Count the lines in the items below that contain the string "chevron", treating uppercase and lowercase as different. Give only the number.

[Start of AVAILABLE RECORDS]

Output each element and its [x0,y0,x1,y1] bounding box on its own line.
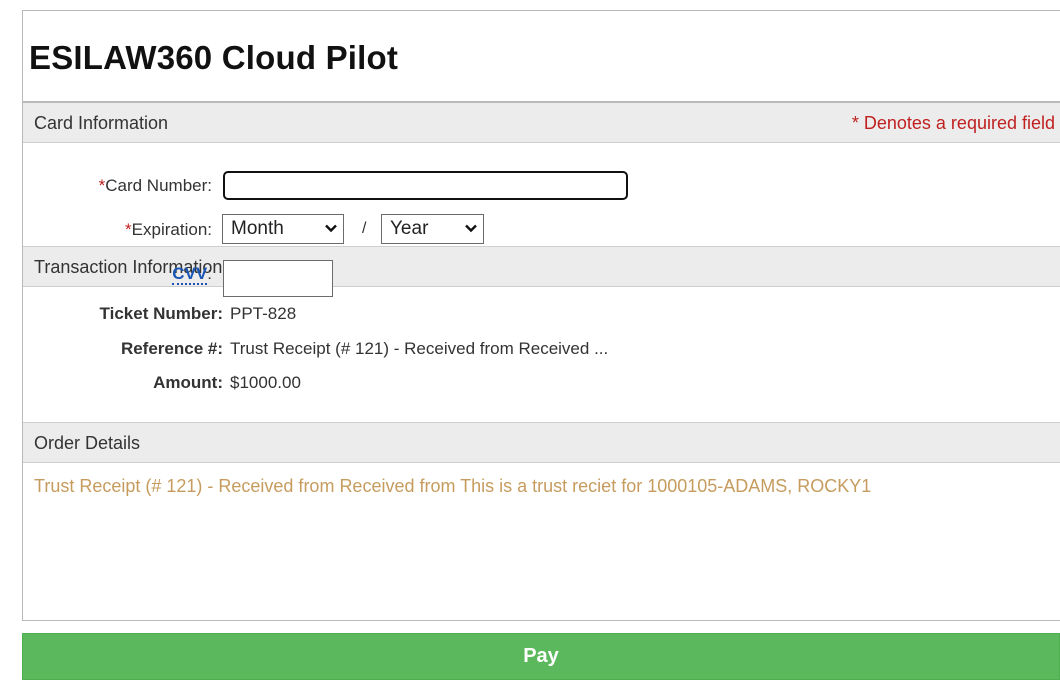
expiration-separator: / [362,220,367,237]
amount-value: $1000.00 [230,373,301,392]
card-information-heading: Card Information [34,113,169,133]
chevron-down-icon [325,224,337,233]
order-details-heading: Order Details [34,433,141,453]
ticket-number-value: PPT-828 [230,304,297,323]
month-select-value: Month [231,218,284,239]
cvv-help-link[interactable]: CVV [172,264,208,285]
header-bar: ESILAW360 Cloud Pilot [23,11,1060,103]
amount-label: Amount: [153,373,223,392]
year-select-value: Year [390,218,429,239]
page-title: ESILAW360 Cloud Pilot [29,39,399,76]
card-number-input[interactable] [223,171,628,200]
reference-value: Trust Receipt (# 121) - Received from Re… [230,339,609,358]
card-number-label: *Card Number: [98,176,212,195]
month-select[interactable]: Month [222,214,344,244]
payment-panel: ESILAW360 Cloud Pilot Card Information *… [22,10,1060,621]
required-field-note: * Denotes a required field [851,113,1055,133]
order-details-text: Trust Receipt (# 121) - Received from Re… [34,476,872,496]
order-details-header: Order Details [23,423,1060,463]
year-select[interactable]: Year [381,214,484,244]
reference-label: Reference #: [120,339,223,358]
expiration-label: *Expiration: [125,220,212,239]
card-information-header: Card Information * Denotes a required fi… [23,103,1060,143]
cvv-input[interactable] [223,260,333,297]
ticket-number-label: Ticket Number: [99,304,223,323]
required-star: * [125,220,132,239]
pay-button[interactable]: Pay [22,633,1060,680]
transaction-information-body: Ticket Number: PPT-828 Reference #: Trus… [23,287,1060,423]
cvv-label: CVV: [172,264,212,285]
chevron-down-icon [465,224,477,233]
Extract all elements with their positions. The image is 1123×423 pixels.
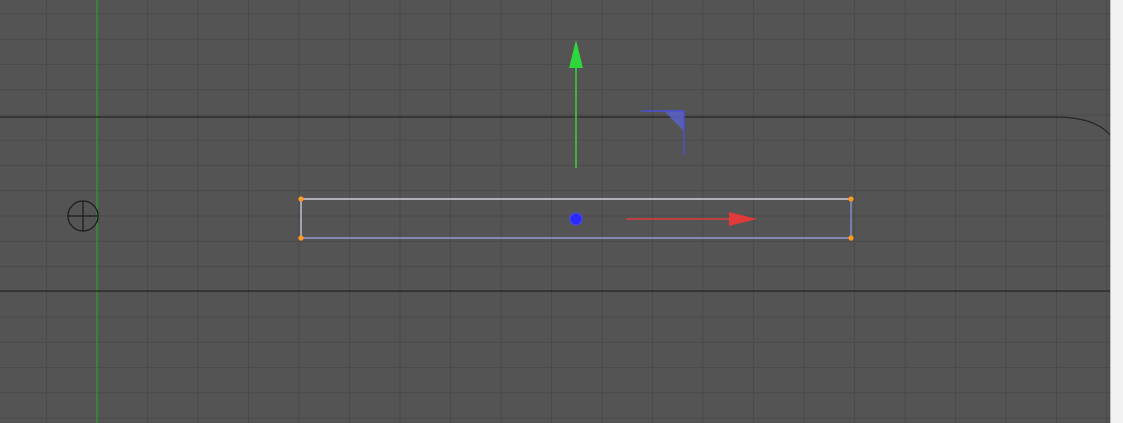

[End of AVAILABLE RECORDS]

> _SOLUTION TO THIS PROBLEM_
2